_Short problem_
Copy out each line exactly as it appears.

(Extracted records)
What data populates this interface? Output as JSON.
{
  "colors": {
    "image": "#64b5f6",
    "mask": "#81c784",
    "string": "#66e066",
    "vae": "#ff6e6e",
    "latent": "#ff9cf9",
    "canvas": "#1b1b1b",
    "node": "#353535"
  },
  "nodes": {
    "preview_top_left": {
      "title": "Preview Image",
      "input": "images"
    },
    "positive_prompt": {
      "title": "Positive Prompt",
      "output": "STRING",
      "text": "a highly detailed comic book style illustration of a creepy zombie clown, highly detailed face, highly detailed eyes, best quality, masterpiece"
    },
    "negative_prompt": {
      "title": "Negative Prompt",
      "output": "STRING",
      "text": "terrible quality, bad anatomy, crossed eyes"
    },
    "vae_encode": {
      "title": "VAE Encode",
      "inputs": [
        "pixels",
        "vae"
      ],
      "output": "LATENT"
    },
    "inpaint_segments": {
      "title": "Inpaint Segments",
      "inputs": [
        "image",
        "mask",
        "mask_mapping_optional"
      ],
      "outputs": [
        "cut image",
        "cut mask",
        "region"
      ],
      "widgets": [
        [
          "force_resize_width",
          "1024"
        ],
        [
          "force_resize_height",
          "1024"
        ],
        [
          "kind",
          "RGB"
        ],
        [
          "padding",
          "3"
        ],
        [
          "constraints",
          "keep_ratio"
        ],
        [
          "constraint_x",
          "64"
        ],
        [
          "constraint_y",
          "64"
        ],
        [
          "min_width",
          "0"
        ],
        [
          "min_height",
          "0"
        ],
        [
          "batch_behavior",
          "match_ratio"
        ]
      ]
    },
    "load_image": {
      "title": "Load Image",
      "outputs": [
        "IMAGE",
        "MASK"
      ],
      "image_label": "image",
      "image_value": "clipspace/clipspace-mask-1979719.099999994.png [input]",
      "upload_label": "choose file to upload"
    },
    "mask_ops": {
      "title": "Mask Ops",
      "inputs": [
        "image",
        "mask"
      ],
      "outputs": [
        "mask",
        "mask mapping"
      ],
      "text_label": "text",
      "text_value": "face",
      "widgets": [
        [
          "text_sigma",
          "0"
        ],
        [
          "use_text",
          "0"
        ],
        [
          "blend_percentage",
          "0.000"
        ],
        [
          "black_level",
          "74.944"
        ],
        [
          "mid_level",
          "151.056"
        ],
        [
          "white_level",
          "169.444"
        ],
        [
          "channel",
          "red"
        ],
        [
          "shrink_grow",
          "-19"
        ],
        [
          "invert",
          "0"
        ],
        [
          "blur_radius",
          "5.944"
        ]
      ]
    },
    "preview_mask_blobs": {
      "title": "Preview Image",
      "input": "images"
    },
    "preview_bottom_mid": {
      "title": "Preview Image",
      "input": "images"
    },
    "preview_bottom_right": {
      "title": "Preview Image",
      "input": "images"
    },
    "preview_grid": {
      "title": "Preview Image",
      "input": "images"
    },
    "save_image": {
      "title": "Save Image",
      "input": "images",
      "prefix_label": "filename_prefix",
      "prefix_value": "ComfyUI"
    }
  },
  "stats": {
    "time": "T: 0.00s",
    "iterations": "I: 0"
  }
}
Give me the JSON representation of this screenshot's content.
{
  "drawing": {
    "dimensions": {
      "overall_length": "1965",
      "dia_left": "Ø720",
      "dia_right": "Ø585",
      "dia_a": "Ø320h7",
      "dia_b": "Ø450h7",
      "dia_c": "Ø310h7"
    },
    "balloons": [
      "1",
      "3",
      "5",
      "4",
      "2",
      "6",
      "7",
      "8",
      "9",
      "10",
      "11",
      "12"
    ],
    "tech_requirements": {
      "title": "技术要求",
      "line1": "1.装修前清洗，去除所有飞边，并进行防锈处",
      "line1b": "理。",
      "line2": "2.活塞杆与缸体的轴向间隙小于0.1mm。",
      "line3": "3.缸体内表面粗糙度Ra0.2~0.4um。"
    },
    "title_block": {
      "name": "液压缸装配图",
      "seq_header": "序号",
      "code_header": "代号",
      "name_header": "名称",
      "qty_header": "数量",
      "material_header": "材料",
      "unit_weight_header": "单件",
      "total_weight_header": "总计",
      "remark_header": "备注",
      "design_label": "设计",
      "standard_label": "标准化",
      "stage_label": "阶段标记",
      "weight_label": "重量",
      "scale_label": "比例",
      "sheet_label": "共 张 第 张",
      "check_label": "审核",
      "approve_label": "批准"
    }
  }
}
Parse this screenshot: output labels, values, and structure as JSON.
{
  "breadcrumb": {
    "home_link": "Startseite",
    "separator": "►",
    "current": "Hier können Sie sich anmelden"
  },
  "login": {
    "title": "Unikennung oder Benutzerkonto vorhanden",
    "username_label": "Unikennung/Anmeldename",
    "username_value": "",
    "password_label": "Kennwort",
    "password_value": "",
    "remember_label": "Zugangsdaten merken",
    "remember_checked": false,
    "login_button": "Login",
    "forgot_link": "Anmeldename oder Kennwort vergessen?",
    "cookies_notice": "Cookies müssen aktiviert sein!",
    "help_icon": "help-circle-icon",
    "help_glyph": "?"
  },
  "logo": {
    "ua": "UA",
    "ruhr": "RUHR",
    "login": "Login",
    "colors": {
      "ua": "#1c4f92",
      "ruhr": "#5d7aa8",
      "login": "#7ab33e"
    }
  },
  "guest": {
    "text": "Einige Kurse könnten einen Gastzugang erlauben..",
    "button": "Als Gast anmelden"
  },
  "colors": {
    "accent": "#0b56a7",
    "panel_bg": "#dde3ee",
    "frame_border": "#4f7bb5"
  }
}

_Completed task_
What data populates this interface? Output as JSON.
{
  "colors": {
    "image": "#64b5f6",
    "mask": "#81c784",
    "string": "#66e066",
    "vae": "#ff6e6e",
    "latent": "#ff9cf9",
    "canvas": "#1b1b1b",
    "node": "#353535"
  },
  "nodes": {
    "preview_top_left": {
      "title": "Preview Image",
      "input": "images"
    },
    "positive_prompt": {
      "title": "Positive Prompt",
      "output": "STRING",
      "text": "a highly detailed comic book style illustration of a creepy zombie clown, highly detailed face, highly detailed eyes, best quality, masterpiece"
    },
    "negative_prompt": {
      "title": "Negative Prompt",
      "output": "STRING",
      "text": "terrible quality, bad anatomy, crossed eyes"
    },
    "vae_encode": {
      "title": "VAE Encode",
      "inputs": [
        "pixels",
        "vae"
      ],
      "output": "LATENT"
    },
    "inpaint_segments": {
      "title": "Inpaint Segments",
      "inputs": [
        "image",
        "mask",
        "mask_mapping_optional"
      ],
      "outputs": [
        "cut image",
        "cut mask",
        "region"
      ],
      "widgets": [
        [
          "force_resize_width",
          "1024"
        ],
        [
          "force_resize_height",
          "1024"
        ],
        [
          "kind",
          "RGB"
        ],
        [
          "padding",
          "3"
        ],
        [
          "constraints",
          "keep_ratio"
        ],
        [
          "constraint_x",
          "64"
        ],
        [
          "constraint_y",
          "64"
        ],
        [
          "min_width",
          "0"
        ],
        [
          "min_height",
          "0"
        ],
        [
          "batch_behavior",
          "match_ratio"
        ]
      ]
    },
    "load_image": {
      "title": "Load Image",
      "outputs": [
        "IMAGE",
        "MASK"
      ],
      "image_label": "image",
      "image_value": "clipspace/clipspace-mask-1979719.099999994.png [input]",
      "upload_label": "choose file to upload"
    },
    "mask_ops": {
      "title": "Mask Ops",
      "inputs": [
        "image",
        "mask"
      ],
      "outputs": [
        "mask",
        "mask mapping"
      ],
      "text_label": "text",
      "text_value": "face",
      "widgets": [
        [
          "text_sigma",
          "0"
        ],
        [
          "use_text",
          "0"
        ],
        [
          "blend_percentage",
          "0.000"
        ],
        [
          "black_level",
          "74.944"
        ],
        [
          "mid_level",
          "151.056"
        ],
        [
          "white_level",
          "169.444"
        ],
        [
          "channel",
          "red"
        ],
        [
          "shrink_grow",
          "-19"
        ],
        [
          "invert",
          "0"
        ],
        [
          "blur_radius",
          "5.944"
        ]
      ]
    },
    "preview_mask_blobs": {
      "title": "Preview Image",
      "input": "images"
    },
    "preview_bottom_mid": {
      "title": "Preview Image",
      "input": "images"
    },
    "preview_bottom_right": {
      "title": "Preview Image",
      "input": "images"
    },
    "preview_grid": {
      "title": "Preview Image",
      "input": "images"
    },
    "save_image": {
      "title": "Save Image",
      "input": "images",
      "prefix_label": "filename_prefix",
      "prefix_value": "ComfyUI"
    }
  },
  "stats": {
    "time": "T: 0.00s",
    "iterations": "I: 0"
  }
}
Give me the JSON representation of this screenshot's content.
{
  "drawing": {
    "dimensions": {
      "overall_length": "1965",
      "dia_left": "Ø720",
      "dia_right": "Ø585",
      "dia_a": "Ø320h7",
      "dia_b": "Ø450h7",
      "dia_c": "Ø310h7"
    },
    "balloons": [
      "1",
      "3",
      "5",
      "4",
      "2",
      "6",
      "7",
      "8",
      "9",
      "10",
      "11",
      "12"
    ],
    "tech_requirements": {
      "title": "技术要求",
      "line1": "1.装修前清洗，去除所有飞边，并进行防锈处",
      "line1b": "理。",
      "line2": "2.活塞杆与缸体的轴向间隙小于0.1mm。",
      "line3": "3.缸体内表面粗糙度Ra0.2~0.4um。"
    },
    "title_block": {
      "name": "液压缸装配图",
      "seq_header": "序号",
      "code_header": "代号",
      "name_header": "名称",
      "qty_header": "数量",
      "material_header": "材料",
      "unit_weight_header": "单件",
      "total_weight_header": "总计",
      "remark_header": "备注",
      "design_label": "设计",
      "standard_label": "标准化",
      "stage_label": "阶段标记",
      "weight_label": "重量",
      "scale_label": "比例",
      "sheet_label": "共 张 第 张",
      "check_label": "审核",
      "approve_label": "批准"
    }
  }
}
Parse this screenshot: output labels, values, and structure as JSON.
{
  "breadcrumb": {
    "home_link": "Startseite",
    "separator": "►",
    "current": "Hier können Sie sich anmelden"
  },
  "login": {
    "title": "Unikennung oder Benutzerkonto vorhanden",
    "username_label": "Unikennung/Anmeldename",
    "username_value": "",
    "password_label": "Kennwort",
    "password_value": "",
    "remember_label": "Zugangsdaten merken",
    "remember_checked": false,
    "login_button": "Login",
    "forgot_link": "Anmeldename oder Kennwort vergessen?",
    "cookies_notice": "Cookies müssen aktiviert sein!",
    "help_icon": "help-circle-icon",
    "help_glyph": "?"
  },
  "logo": {
    "ua": "UA",
    "ruhr": "RUHR",
    "login": "Login",
    "colors": {
      "ua": "#1c4f92",
      "ruhr": "#5d7aa8",
      "login": "#7ab33e"
    }
  },
  "guest": {
    "text": "Einige Kurse könnten einen Gastzugang erlauben..",
    "button": "Als Gast anmelden"
  },
  "colors": {
    "accent": "#0b56a7",
    "panel_bg": "#dde3ee",
    "frame_border": "#4f7bb5"
  }
}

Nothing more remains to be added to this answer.